▶ Records for this exercise:
<<<<

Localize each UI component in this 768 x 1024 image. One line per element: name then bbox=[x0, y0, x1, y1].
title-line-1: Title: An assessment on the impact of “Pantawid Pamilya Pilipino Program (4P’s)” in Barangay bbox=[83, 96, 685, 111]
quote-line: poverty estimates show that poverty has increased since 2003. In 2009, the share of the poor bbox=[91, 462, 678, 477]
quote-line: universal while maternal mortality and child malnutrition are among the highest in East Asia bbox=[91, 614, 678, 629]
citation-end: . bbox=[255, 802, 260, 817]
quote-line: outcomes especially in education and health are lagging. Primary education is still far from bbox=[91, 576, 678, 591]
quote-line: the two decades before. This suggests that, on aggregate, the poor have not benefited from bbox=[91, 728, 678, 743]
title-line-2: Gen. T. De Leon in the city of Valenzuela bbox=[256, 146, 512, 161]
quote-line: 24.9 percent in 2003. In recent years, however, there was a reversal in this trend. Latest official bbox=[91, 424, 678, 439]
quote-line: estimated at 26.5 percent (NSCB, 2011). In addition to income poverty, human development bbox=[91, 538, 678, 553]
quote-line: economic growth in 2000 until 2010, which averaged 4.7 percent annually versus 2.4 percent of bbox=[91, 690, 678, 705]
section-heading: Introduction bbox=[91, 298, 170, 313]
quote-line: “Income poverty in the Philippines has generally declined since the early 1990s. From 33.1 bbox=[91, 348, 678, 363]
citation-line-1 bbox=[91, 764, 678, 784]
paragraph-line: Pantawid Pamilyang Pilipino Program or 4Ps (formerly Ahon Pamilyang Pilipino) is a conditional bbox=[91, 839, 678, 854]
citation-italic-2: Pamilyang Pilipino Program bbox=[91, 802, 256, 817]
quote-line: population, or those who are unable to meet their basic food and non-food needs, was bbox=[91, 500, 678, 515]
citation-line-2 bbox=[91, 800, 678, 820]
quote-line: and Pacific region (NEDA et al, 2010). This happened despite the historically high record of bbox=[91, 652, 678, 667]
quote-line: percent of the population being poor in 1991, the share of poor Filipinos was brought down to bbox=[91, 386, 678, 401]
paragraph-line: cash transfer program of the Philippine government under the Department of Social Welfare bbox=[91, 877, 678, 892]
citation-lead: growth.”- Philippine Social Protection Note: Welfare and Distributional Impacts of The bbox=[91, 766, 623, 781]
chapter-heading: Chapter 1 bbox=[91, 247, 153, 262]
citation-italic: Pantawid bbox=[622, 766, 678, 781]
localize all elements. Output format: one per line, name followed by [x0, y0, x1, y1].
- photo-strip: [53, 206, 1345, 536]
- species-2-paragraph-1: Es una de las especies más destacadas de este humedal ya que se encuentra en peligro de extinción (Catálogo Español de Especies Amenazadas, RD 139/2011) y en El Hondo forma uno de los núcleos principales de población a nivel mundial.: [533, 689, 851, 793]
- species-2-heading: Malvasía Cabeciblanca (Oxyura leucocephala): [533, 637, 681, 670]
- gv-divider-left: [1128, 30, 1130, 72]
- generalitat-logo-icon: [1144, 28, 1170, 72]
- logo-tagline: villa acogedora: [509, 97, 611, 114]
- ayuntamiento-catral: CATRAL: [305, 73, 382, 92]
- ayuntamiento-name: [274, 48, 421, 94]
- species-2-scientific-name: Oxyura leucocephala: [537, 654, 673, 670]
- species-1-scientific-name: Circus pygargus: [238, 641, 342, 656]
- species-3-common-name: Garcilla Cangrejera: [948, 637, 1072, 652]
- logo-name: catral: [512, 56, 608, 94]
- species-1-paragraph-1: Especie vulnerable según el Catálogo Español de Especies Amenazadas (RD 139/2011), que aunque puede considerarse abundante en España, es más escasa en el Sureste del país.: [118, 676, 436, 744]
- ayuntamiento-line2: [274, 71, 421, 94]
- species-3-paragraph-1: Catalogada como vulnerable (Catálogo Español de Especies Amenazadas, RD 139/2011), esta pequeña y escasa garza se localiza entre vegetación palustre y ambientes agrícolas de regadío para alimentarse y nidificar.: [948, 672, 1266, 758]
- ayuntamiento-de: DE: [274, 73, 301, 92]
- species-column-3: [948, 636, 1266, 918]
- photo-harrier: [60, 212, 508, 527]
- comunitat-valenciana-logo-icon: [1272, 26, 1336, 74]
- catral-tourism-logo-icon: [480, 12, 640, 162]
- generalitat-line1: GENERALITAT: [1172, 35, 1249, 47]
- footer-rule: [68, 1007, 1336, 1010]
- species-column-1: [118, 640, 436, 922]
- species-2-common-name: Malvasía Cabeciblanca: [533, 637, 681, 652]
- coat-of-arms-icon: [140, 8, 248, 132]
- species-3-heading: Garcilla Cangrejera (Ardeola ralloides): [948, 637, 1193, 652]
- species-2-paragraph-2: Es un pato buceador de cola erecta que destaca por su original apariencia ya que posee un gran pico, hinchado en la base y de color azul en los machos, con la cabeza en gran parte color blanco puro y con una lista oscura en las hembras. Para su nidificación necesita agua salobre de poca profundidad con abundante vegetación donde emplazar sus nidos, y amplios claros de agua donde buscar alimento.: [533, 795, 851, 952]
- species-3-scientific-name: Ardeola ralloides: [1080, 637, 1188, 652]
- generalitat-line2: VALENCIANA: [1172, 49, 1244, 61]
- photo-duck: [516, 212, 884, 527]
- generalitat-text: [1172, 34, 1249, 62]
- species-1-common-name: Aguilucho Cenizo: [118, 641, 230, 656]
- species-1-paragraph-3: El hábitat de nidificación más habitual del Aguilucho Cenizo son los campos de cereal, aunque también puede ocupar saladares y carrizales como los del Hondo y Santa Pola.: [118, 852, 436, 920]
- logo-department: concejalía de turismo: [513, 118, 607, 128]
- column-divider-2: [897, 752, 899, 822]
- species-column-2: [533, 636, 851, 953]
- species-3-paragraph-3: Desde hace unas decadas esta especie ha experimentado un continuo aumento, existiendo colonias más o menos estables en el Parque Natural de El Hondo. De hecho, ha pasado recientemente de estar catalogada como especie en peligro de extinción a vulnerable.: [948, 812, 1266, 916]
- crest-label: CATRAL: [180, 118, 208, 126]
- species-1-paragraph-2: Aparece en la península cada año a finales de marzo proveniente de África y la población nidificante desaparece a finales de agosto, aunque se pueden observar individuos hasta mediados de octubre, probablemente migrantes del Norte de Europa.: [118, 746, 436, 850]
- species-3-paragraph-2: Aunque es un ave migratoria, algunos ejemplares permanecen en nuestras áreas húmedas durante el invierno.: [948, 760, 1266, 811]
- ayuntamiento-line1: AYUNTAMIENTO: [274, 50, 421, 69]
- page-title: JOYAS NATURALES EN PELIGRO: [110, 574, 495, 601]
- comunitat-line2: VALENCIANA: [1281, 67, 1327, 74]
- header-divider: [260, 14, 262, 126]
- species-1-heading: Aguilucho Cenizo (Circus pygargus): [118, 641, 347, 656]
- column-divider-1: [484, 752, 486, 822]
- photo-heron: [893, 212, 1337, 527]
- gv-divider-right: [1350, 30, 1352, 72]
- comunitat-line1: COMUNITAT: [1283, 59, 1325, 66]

>>>>

▶ What to do: Copy every item above line by line, with no changes.

▶ Exercise output:
Localize each UI component in this 768 x 1024 image. One line per element: name then bbox=[x0, y0, x1, y1].
title-line-1: Title: An assessment on the impact of “Pantawid Pamilya Pilipino Program (4P’s)” in Barangay bbox=[83, 96, 685, 111]
quote-line: poverty estimates show that poverty has increased since 2003. In 2009, the share of the poor bbox=[91, 462, 678, 477]
quote-line: universal while maternal mortality and child malnutrition are among the highest in East Asia bbox=[91, 614, 678, 629]
citation-end: . bbox=[255, 802, 260, 817]
quote-line: outcomes especially in education and health are lagging. Primary education is still far from bbox=[91, 576, 678, 591]
quote-line: the two decades before. This suggests that, on aggregate, the poor have not benefited from bbox=[91, 728, 678, 743]
title-line-2: Gen. T. De Leon in the city of Valenzuela bbox=[256, 146, 512, 161]
quote-line: 24.9 percent in 2003. In recent years, however, there was a reversal in this trend. Latest official bbox=[91, 424, 678, 439]
quote-line: estimated at 26.5 percent (NSCB, 2011). In addition to income poverty, human development bbox=[91, 538, 678, 553]
quote-line: economic growth in 2000 until 2010, which averaged 4.7 percent annually versus 2.4 percent of bbox=[91, 690, 678, 705]
section-heading: Introduction bbox=[91, 298, 170, 313]
quote-line: “Income poverty in the Philippines has generally declined since the early 1990s. From 33.1 bbox=[91, 348, 678, 363]
citation-line-1 bbox=[91, 764, 678, 784]
paragraph-line: Pantawid Pamilyang Pilipino Program or 4Ps (formerly Ahon Pamilyang Pilipino) is a conditional bbox=[91, 839, 678, 854]
citation-italic-2: Pamilyang Pilipino Program bbox=[91, 802, 256, 817]
quote-line: population, or those who are unable to meet their basic food and non-food needs, was bbox=[91, 500, 678, 515]
citation-line-2 bbox=[91, 800, 678, 820]
quote-line: and Pacific region (NEDA et al, 2010). This happened despite the historically high record of bbox=[91, 652, 678, 667]
quote-line: percent of the population being poor in 1991, the share of poor Filipinos was brought down to bbox=[91, 386, 678, 401]
paragraph-line: cash transfer program of the Philippine government under the Department of Social Welfare bbox=[91, 877, 678, 892]
citation-lead: growth.”- Philippine Social Protection Note: Welfare and Distributional Impacts of The bbox=[91, 766, 623, 781]
chapter-heading: Chapter 1 bbox=[91, 247, 153, 262]
citation-italic: Pantawid bbox=[622, 766, 678, 781]
localize all elements. Output format: one per line, name followed by [x0, y0, x1, y1].
- photo-strip: [53, 206, 1345, 536]
- species-2-paragraph-1: Es una de las especies más destacadas de este humedal ya que se encuentra en peligro de extinción (Catálogo Español de Especies Amenazadas, RD 139/2011) y en El Hondo forma uno de los núcleos principales de población a nivel mundial.: [533, 689, 851, 793]
- species-2-heading: Malvasía Cabeciblanca (Oxyura leucocephala): [533, 637, 681, 670]
- gv-divider-left: [1128, 30, 1130, 72]
- generalitat-logo-icon: [1144, 28, 1170, 72]
- logo-tagline: villa acogedora: [509, 97, 611, 114]
- ayuntamiento-catral: CATRAL: [305, 73, 382, 92]
- ayuntamiento-name: [274, 48, 421, 94]
- species-2-scientific-name: Oxyura leucocephala: [537, 654, 673, 670]
- species-1-scientific-name: Circus pygargus: [238, 641, 342, 656]
- species-3-common-name: Garcilla Cangrejera: [948, 637, 1072, 652]
- logo-name: catral: [512, 56, 608, 94]
- species-1-paragraph-1: Especie vulnerable según el Catálogo Español de Especies Amenazadas (RD 139/2011), que aunque puede considerarse abundante en España, es más escasa en el Sureste del país.: [118, 676, 436, 744]
- ayuntamiento-line2: [274, 71, 421, 94]
- species-3-paragraph-1: Catalogada como vulnerable (Catálogo Español de Especies Amenazadas, RD 139/2011), esta pequeña y escasa garza se localiza entre vegetación palustre y ambientes agrícolas de regadío para alimentarse y nidificar.: [948, 672, 1266, 758]
- ayuntamiento-de: DE: [274, 73, 301, 92]
- species-column-3: [948, 636, 1266, 918]
- photo-harrier: [60, 212, 508, 527]
- comunitat-valenciana-logo-icon: [1272, 26, 1336, 74]
- catral-tourism-logo-icon: [480, 12, 640, 162]
- generalitat-line1: GENERALITAT: [1172, 35, 1249, 47]
- footer-rule: [68, 1007, 1336, 1010]
- species-column-1: [118, 640, 436, 922]
- species-2-common-name: Malvasía Cabeciblanca: [533, 637, 681, 652]
- coat-of-arms-icon: [140, 8, 248, 132]
- species-3-heading: Garcilla Cangrejera (Ardeola ralloides): [948, 637, 1193, 652]
- species-2-paragraph-2: Es un pato buceador de cola erecta que destaca por su original apariencia ya que posee un gran pico, hinchado en la base y de color azul en los machos, con la cabeza en gran parte color blanco puro y con una lista oscura en las hembras. Para su nidificación necesita agua salobre de poca profundidad con abundante vegetación donde emplazar sus nidos, y amplios claros de agua donde buscar alimento.: [533, 795, 851, 952]
- species-3-scientific-name: Ardeola ralloides: [1080, 637, 1188, 652]
- generalitat-line2: VALENCIANA: [1172, 49, 1244, 61]
- photo-duck: [516, 212, 884, 527]
- generalitat-text: [1172, 34, 1249, 62]
- species-1-common-name: Aguilucho Cenizo: [118, 641, 230, 656]
- species-1-paragraph-3: El hábitat de nidificación más habitual del Aguilucho Cenizo son los campos de cereal, aunque también puede ocupar saladares y carrizales como los del Hondo y Santa Pola.: [118, 852, 436, 920]
- logo-department: concejalía de turismo: [513, 118, 607, 128]
- column-divider-2: [897, 752, 899, 822]
- species-column-2: [533, 636, 851, 953]
- species-3-paragraph-3: Desde hace unas decadas esta especie ha experimentado un continuo aumento, existiendo colonias más o menos estables en el Parque Natural de El Hondo. De hecho, ha pasado recientemente de estar catalogada como especie en peligro de extinción a vulnerable.: [948, 812, 1266, 916]
- crest-label: CATRAL: [180, 118, 208, 126]
- species-1-paragraph-2: Aparece en la península cada año a finales de marzo proveniente de África y la población nidificante desaparece a finales de agosto, aunque se pueden observar individuos hasta mediados de octubre, probablemente migrantes del Norte de Europa.: [118, 746, 436, 850]
- species-3-paragraph-2: Aunque es un ave migratoria, algunos ejemplares permanecen en nuestras áreas húmedas durante el invierno.: [948, 760, 1266, 811]
- ayuntamiento-line1: AYUNTAMIENTO: [274, 50, 421, 69]
- page-title: JOYAS NATURALES EN PELIGRO: [110, 574, 495, 601]
- comunitat-line2: VALENCIANA: [1281, 67, 1327, 74]
- header-divider: [260, 14, 262, 126]
- species-1-heading: Aguilucho Cenizo (Circus pygargus): [118, 641, 347, 656]
- column-divider-1: [484, 752, 486, 822]
- photo-heron: [893, 212, 1337, 527]
- gv-divider-right: [1350, 30, 1352, 72]
- comunitat-line1: COMUNITAT: [1283, 59, 1325, 66]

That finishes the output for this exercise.